» **Objective**
Render the following material again verbatim, leaving nothing out.

» **Record list**
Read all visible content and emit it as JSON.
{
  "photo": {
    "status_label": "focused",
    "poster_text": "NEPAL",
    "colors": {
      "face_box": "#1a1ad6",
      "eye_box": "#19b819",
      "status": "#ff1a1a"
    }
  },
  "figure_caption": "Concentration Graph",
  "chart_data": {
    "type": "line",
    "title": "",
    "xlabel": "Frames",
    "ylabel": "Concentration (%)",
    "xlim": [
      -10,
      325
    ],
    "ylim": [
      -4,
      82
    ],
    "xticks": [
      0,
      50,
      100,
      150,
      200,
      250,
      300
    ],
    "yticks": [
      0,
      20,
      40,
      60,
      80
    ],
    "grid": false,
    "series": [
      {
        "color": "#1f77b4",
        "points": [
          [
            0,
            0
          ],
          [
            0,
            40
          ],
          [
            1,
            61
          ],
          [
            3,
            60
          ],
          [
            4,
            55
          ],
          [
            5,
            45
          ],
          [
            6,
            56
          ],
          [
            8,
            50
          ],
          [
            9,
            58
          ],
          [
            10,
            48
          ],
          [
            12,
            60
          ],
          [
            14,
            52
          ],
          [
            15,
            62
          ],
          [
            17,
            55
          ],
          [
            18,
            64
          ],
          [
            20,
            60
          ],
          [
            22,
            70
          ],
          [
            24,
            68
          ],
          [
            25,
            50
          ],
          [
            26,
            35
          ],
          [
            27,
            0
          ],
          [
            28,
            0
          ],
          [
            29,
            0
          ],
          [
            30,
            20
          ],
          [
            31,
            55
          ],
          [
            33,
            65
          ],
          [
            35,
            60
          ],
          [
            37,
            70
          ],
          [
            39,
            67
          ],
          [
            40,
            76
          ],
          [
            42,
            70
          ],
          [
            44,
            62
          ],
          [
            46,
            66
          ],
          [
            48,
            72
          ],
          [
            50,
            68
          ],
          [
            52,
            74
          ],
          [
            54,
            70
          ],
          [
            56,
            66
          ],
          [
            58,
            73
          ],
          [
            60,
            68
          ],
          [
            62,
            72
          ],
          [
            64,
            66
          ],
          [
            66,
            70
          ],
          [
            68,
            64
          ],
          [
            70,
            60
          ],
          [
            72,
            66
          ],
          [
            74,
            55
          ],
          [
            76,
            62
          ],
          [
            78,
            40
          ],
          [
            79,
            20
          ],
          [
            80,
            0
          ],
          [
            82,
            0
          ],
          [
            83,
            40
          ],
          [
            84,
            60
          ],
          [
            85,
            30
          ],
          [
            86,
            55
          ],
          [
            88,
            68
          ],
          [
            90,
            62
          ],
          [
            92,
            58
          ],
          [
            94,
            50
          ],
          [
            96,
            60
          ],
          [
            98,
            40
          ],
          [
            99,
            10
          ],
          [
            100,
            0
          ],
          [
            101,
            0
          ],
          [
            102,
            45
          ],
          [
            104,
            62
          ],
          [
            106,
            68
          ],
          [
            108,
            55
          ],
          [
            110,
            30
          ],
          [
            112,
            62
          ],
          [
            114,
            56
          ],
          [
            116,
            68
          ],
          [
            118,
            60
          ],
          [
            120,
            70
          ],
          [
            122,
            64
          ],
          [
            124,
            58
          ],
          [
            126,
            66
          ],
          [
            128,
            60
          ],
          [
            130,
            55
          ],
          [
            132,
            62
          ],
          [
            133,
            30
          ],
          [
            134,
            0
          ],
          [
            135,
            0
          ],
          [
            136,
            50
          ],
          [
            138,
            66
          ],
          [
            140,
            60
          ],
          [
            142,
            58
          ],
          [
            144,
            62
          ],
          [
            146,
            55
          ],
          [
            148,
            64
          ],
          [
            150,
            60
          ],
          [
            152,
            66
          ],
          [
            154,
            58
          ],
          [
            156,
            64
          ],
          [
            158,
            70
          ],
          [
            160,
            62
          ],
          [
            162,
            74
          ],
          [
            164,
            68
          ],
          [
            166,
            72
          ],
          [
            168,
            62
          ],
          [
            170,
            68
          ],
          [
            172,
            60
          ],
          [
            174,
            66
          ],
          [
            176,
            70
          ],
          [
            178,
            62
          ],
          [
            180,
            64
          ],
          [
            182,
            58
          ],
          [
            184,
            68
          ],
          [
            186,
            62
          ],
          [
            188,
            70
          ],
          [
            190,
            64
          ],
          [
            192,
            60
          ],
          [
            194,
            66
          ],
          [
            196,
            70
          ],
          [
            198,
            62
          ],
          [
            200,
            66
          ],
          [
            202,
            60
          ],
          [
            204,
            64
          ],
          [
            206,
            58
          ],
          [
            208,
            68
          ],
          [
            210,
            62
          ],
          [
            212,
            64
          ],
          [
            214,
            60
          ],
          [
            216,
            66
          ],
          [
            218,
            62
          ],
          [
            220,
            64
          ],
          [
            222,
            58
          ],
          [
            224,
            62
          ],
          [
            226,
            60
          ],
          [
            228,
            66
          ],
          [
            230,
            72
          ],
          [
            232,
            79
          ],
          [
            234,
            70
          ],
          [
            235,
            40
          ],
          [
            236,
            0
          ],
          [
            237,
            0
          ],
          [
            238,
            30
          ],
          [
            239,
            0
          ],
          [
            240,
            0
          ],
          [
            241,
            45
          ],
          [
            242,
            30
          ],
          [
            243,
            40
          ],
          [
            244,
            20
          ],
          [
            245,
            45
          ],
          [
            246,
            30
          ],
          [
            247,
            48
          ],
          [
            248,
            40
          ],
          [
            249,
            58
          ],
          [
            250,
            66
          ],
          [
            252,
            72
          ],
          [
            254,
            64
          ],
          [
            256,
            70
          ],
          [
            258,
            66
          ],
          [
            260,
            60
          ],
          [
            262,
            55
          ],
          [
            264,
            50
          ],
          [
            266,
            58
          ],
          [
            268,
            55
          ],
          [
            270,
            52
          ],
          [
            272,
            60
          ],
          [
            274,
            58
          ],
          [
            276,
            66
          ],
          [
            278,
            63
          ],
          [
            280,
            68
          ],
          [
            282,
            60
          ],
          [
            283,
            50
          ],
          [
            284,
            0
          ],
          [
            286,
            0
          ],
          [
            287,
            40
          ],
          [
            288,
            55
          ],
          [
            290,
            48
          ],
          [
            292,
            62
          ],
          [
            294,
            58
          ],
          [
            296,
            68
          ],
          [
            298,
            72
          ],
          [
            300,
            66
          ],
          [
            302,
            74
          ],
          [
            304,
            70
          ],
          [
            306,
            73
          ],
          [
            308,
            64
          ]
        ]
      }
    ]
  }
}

» **Answer to this exercise**
Read all visible content and emit it as JSON.
{
  "photo": {
    "status_label": "focused",
    "poster_text": "NEPAL",
    "colors": {
      "face_box": "#1a1ad6",
      "eye_box": "#19b819",
      "status": "#ff1a1a"
    }
  },
  "figure_caption": "Concentration Graph",
  "chart_data": {
    "type": "line",
    "title": "",
    "xlabel": "Frames",
    "ylabel": "Concentration (%)",
    "xlim": [
      -10,
      325
    ],
    "ylim": [
      -4,
      82
    ],
    "xticks": [
      0,
      50,
      100,
      150,
      200,
      250,
      300
    ],
    "yticks": [
      0,
      20,
      40,
      60,
      80
    ],
    "grid": false,
    "series": [
      {
        "color": "#1f77b4",
        "points": [
          [
            0,
            0
          ],
          [
            0,
            40
          ],
          [
            1,
            61
          ],
          [
            3,
            60
          ],
          [
            4,
            55
          ],
          [
            5,
            45
          ],
          [
            6,
            56
          ],
          [
            8,
            50
          ],
          [
            9,
            58
          ],
          [
            10,
            48
          ],
          [
            12,
            60
          ],
          [
            14,
            52
          ],
          [
            15,
            62
          ],
          [
            17,
            55
          ],
          [
            18,
            64
          ],
          [
            20,
            60
          ],
          [
            22,
            70
          ],
          [
            24,
            68
          ],
          [
            25,
            50
          ],
          [
            26,
            35
          ],
          [
            27,
            0
          ],
          [
            28,
            0
          ],
          [
            29,
            0
          ],
          [
            30,
            20
          ],
          [
            31,
            55
          ],
          [
            33,
            65
          ],
          [
            35,
            60
          ],
          [
            37,
            70
          ],
          [
            39,
            67
          ],
          [
            40,
            76
          ],
          [
            42,
            70
          ],
          [
            44,
            62
          ],
          [
            46,
            66
          ],
          [
            48,
            72
          ],
          [
            50,
            68
          ],
          [
            52,
            74
          ],
          [
            54,
            70
          ],
          [
            56,
            66
          ],
          [
            58,
            73
          ],
          [
            60,
            68
          ],
          [
            62,
            72
          ],
          [
            64,
            66
          ],
          [
            66,
            70
          ],
          [
            68,
            64
          ],
          [
            70,
            60
          ],
          [
            72,
            66
          ],
          [
            74,
            55
          ],
          [
            76,
            62
          ],
          [
            78,
            40
          ],
          [
            79,
            20
          ],
          [
            80,
            0
          ],
          [
            82,
            0
          ],
          [
            83,
            40
          ],
          [
            84,
            60
          ],
          [
            85,
            30
          ],
          [
            86,
            55
          ],
          [
            88,
            68
          ],
          [
            90,
            62
          ],
          [
            92,
            58
          ],
          [
            94,
            50
          ],
          [
            96,
            60
          ],
          [
            98,
            40
          ],
          [
            99,
            10
          ],
          [
            100,
            0
          ],
          [
            101,
            0
          ],
          [
            102,
            45
          ],
          [
            104,
            62
          ],
          [
            106,
            68
          ],
          [
            108,
            55
          ],
          [
            110,
            30
          ],
          [
            112,
            62
          ],
          [
            114,
            56
          ],
          [
            116,
            68
          ],
          [
            118,
            60
          ],
          [
            120,
            70
          ],
          [
            122,
            64
          ],
          [
            124,
            58
          ],
          [
            126,
            66
          ],
          [
            128,
            60
          ],
          [
            130,
            55
          ],
          [
            132,
            62
          ],
          [
            133,
            30
          ],
          [
            134,
            0
          ],
          [
            135,
            0
          ],
          [
            136,
            50
          ],
          [
            138,
            66
          ],
          [
            140,
            60
          ],
          [
            142,
            58
          ],
          [
            144,
            62
          ],
          [
            146,
            55
          ],
          [
            148,
            64
          ],
          [
            150,
            60
          ],
          [
            152,
            66
          ],
          [
            154,
            58
          ],
          [
            156,
            64
          ],
          [
            158,
            70
          ],
          [
            160,
            62
          ],
          [
            162,
            74
          ],
          [
            164,
            68
          ],
          [
            166,
            72
          ],
          [
            168,
            62
          ],
          [
            170,
            68
          ],
          [
            172,
            60
          ],
          [
            174,
            66
          ],
          [
            176,
            70
          ],
          [
            178,
            62
          ],
          [
            180,
            64
          ],
          [
            182,
            58
          ],
          [
            184,
            68
          ],
          [
            186,
            62
          ],
          [
            188,
            70
          ],
          [
            190,
            64
          ],
          [
            192,
            60
          ],
          [
            194,
            66
          ],
          [
            196,
            70
          ],
          [
            198,
            62
          ],
          [
            200,
            66
          ],
          [
            202,
            60
          ],
          [
            204,
            64
          ],
          [
            206,
            58
          ],
          [
            208,
            68
          ],
          [
            210,
            62
          ],
          [
            212,
            64
          ],
          [
            214,
            60
          ],
          [
            216,
            66
          ],
          [
            218,
            62
          ],
          [
            220,
            64
          ],
          [
            222,
            58
          ],
          [
            224,
            62
          ],
          [
            226,
            60
          ],
          [
            228,
            66
          ],
          [
            230,
            72
          ],
          [
            232,
            79
          ],
          [
            234,
            70
          ],
          [
            235,
            40
          ],
          [
            236,
            0
          ],
          [
            237,
            0
          ],
          [
            238,
            30
          ],
          [
            239,
            0
          ],
          [
            240,
            0
          ],
          [
            241,
            45
          ],
          [
            242,
            30
          ],
          [
            243,
            40
          ],
          [
            244,
            20
          ],
          [
            245,
            45
          ],
          [
            246,
            30
          ],
          [
            247,
            48
          ],
          [
            248,
            40
          ],
          [
            249,
            58
          ],
          [
            250,
            66
          ],
          [
            252,
            72
          ],
          [
            254,
            64
          ],
          [
            256,
            70
          ],
          [
            258,
            66
          ],
          [
            260,
            60
          ],
          [
            262,
            55
          ],
          [
            264,
            50
          ],
          [
            266,
            58
          ],
          [
            268,
            55
          ],
          [
            270,
            52
          ],
          [
            272,
            60
          ],
          [
            274,
            58
          ],
          [
            276,
            66
          ],
          [
            278,
            63
          ],
          [
            280,
            68
          ],
          [
            282,
            60
          ],
          [
            283,
            50
          ],
          [
            284,
            0
          ],
          [
            286,
            0
          ],
          [
            287,
            40
          ],
          [
            288,
            55
          ],
          [
            290,
            48
          ],
          [
            292,
            62
          ],
          [
            294,
            58
          ],
          [
            296,
            68
          ],
          [
            298,
            72
          ],
          [
            300,
            66
          ],
          [
            302,
            74
          ],
          [
            304,
            70
          ],
          [
            306,
            73
          ],
          [
            308,
            64
          ]
        ]
      }
    ]
  }
}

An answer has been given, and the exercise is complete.